PROVIDED RECORDS:
* * * * * * *

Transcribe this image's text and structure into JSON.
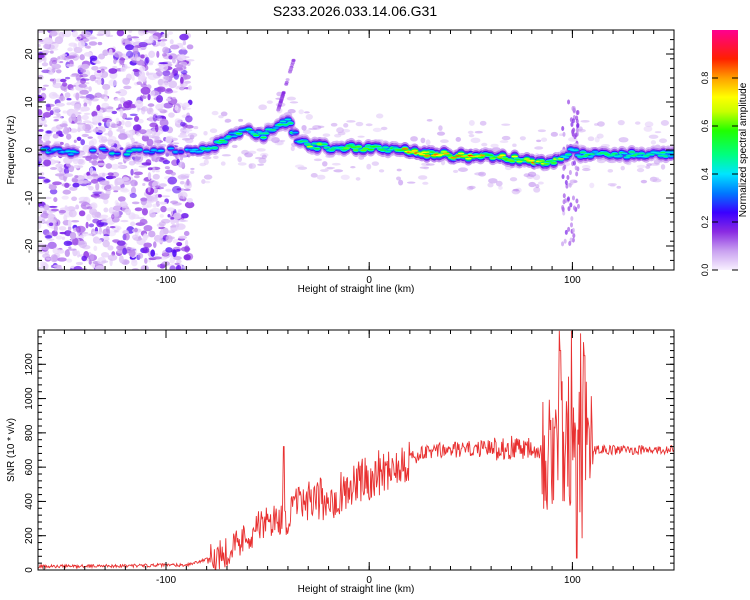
{
  "title": "S233.2026.033.14.06.G31",
  "chart_data": [
    {
      "type": "heatmap",
      "name": "spectrogram",
      "xlabel": "Height of straight line (km)",
      "ylabel": "Frequency (Hz)",
      "xlim": [
        -163,
        150
      ],
      "ylim": [
        -25,
        25
      ],
      "xticks": [
        -100,
        0,
        100
      ],
      "yticks": [
        -20,
        -10,
        0,
        10,
        20
      ],
      "colorbar": {
        "label": "Normalized spectral amplitude",
        "range": [
          0.0,
          1.0
        ],
        "ticks": [
          0.0,
          0.2,
          0.4,
          0.6,
          0.8
        ],
        "tick_labels": [
          "0.0",
          "0.2",
          "0.4",
          "0.6",
          "0.8"
        ]
      },
      "ridge": [
        [
          -155,
          0
        ],
        [
          -145,
          -0.5
        ],
        [
          -135,
          0
        ],
        [
          -125,
          -0.5
        ],
        [
          -110,
          0
        ],
        [
          -100,
          0
        ],
        [
          -90,
          0
        ],
        [
          -80,
          0
        ],
        [
          -72,
          2
        ],
        [
          -62,
          4
        ],
        [
          -52,
          3
        ],
        [
          -45,
          5
        ],
        [
          -40,
          6
        ],
        [
          -35,
          2
        ],
        [
          -30,
          1
        ],
        [
          -20,
          0.5
        ],
        [
          -10,
          0.5
        ],
        [
          0,
          0.5
        ],
        [
          10,
          0
        ],
        [
          20,
          -0.5
        ],
        [
          40,
          -1
        ],
        [
          60,
          -1.5
        ],
        [
          80,
          -2
        ],
        [
          90,
          -2.5
        ],
        [
          95,
          -2
        ],
        [
          100,
          0
        ],
        [
          105,
          -1
        ],
        [
          110,
          -1
        ],
        [
          130,
          -1
        ],
        [
          150,
          -1
        ]
      ]
    },
    {
      "type": "line",
      "name": "snr",
      "xlabel": "Height of straight line (km)",
      "ylabel": "SNR (10 * v/v)",
      "xlim": [
        -163,
        150
      ],
      "ylim": [
        0,
        1400
      ],
      "xticks": [
        -100,
        0,
        100
      ],
      "yticks": [
        0,
        200,
        400,
        600,
        800,
        1000,
        1200
      ],
      "color": "#e83030",
      "trend": [
        [
          -163,
          20
        ],
        [
          -120,
          25
        ],
        [
          -90,
          30
        ],
        [
          -80,
          60
        ],
        [
          -75,
          80
        ],
        [
          -65,
          150
        ],
        [
          -55,
          250
        ],
        [
          -45,
          300
        ],
        [
          -40,
          300
        ],
        [
          -35,
          400
        ],
        [
          -30,
          380
        ],
        [
          -20,
          420
        ],
        [
          -10,
          480
        ],
        [
          0,
          540
        ],
        [
          10,
          600
        ],
        [
          20,
          650
        ],
        [
          30,
          690
        ],
        [
          40,
          700
        ],
        [
          60,
          710
        ],
        [
          80,
          720
        ],
        [
          90,
          720
        ],
        [
          100,
          700
        ],
        [
          110,
          700
        ],
        [
          130,
          700
        ],
        [
          150,
          700
        ]
      ],
      "peaks": [
        {
          "x": -42,
          "y": 720
        },
        {
          "x": 94,
          "y": 1280
        },
        {
          "x": 104,
          "y": 1380
        },
        {
          "x": 106,
          "y": 1250
        },
        {
          "x": 102,
          "y": 70
        }
      ]
    }
  ]
}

* * * * * * *

GOAL: Skipping the pictures, transcribe each line above exactly as it appears.

EXERCISE ANSWER:
Transcribe this image's text and structure into JSON.
{
  "title": "S233.2026.033.14.06.G31",
  "chart_data": [
    {
      "type": "heatmap",
      "name": "spectrogram",
      "xlabel": "Height of straight line (km)",
      "ylabel": "Frequency (Hz)",
      "xlim": [
        -163,
        150
      ],
      "ylim": [
        -25,
        25
      ],
      "xticks": [
        -100,
        0,
        100
      ],
      "yticks": [
        -20,
        -10,
        0,
        10,
        20
      ],
      "colorbar": {
        "label": "Normalized spectral amplitude",
        "range": [
          0.0,
          1.0
        ],
        "ticks": [
          0.0,
          0.2,
          0.4,
          0.6,
          0.8
        ],
        "tick_labels": [
          "0.0",
          "0.2",
          "0.4",
          "0.6",
          "0.8"
        ]
      },
      "ridge": [
        [
          -155,
          0
        ],
        [
          -145,
          -0.5
        ],
        [
          -135,
          0
        ],
        [
          -125,
          -0.5
        ],
        [
          -110,
          0
        ],
        [
          -100,
          0
        ],
        [
          -90,
          0
        ],
        [
          -80,
          0
        ],
        [
          -72,
          2
        ],
        [
          -62,
          4
        ],
        [
          -52,
          3
        ],
        [
          -45,
          5
        ],
        [
          -40,
          6
        ],
        [
          -35,
          2
        ],
        [
          -30,
          1
        ],
        [
          -20,
          0.5
        ],
        [
          -10,
          0.5
        ],
        [
          0,
          0.5
        ],
        [
          10,
          0
        ],
        [
          20,
          -0.5
        ],
        [
          40,
          -1
        ],
        [
          60,
          -1.5
        ],
        [
          80,
          -2
        ],
        [
          90,
          -2.5
        ],
        [
          95,
          -2
        ],
        [
          100,
          0
        ],
        [
          105,
          -1
        ],
        [
          110,
          -1
        ],
        [
          130,
          -1
        ],
        [
          150,
          -1
        ]
      ]
    },
    {
      "type": "line",
      "name": "snr",
      "xlabel": "Height of straight line (km)",
      "ylabel": "SNR (10 * v/v)",
      "xlim": [
        -163,
        150
      ],
      "ylim": [
        0,
        1400
      ],
      "xticks": [
        -100,
        0,
        100
      ],
      "yticks": [
        0,
        200,
        400,
        600,
        800,
        1000,
        1200
      ],
      "color": "#e83030",
      "trend": [
        [
          -163,
          20
        ],
        [
          -120,
          25
        ],
        [
          -90,
          30
        ],
        [
          -80,
          60
        ],
        [
          -75,
          80
        ],
        [
          -65,
          150
        ],
        [
          -55,
          250
        ],
        [
          -45,
          300
        ],
        [
          -40,
          300
        ],
        [
          -35,
          400
        ],
        [
          -30,
          380
        ],
        [
          -20,
          420
        ],
        [
          -10,
          480
        ],
        [
          0,
          540
        ],
        [
          10,
          600
        ],
        [
          20,
          650
        ],
        [
          30,
          690
        ],
        [
          40,
          700
        ],
        [
          60,
          710
        ],
        [
          80,
          720
        ],
        [
          90,
          720
        ],
        [
          100,
          700
        ],
        [
          110,
          700
        ],
        [
          130,
          700
        ],
        [
          150,
          700
        ]
      ],
      "peaks": [
        {
          "x": -42,
          "y": 720
        },
        {
          "x": 94,
          "y": 1280
        },
        {
          "x": 104,
          "y": 1380
        },
        {
          "x": 106,
          "y": 1250
        },
        {
          "x": 102,
          "y": 70
        }
      ]
    }
  ]
}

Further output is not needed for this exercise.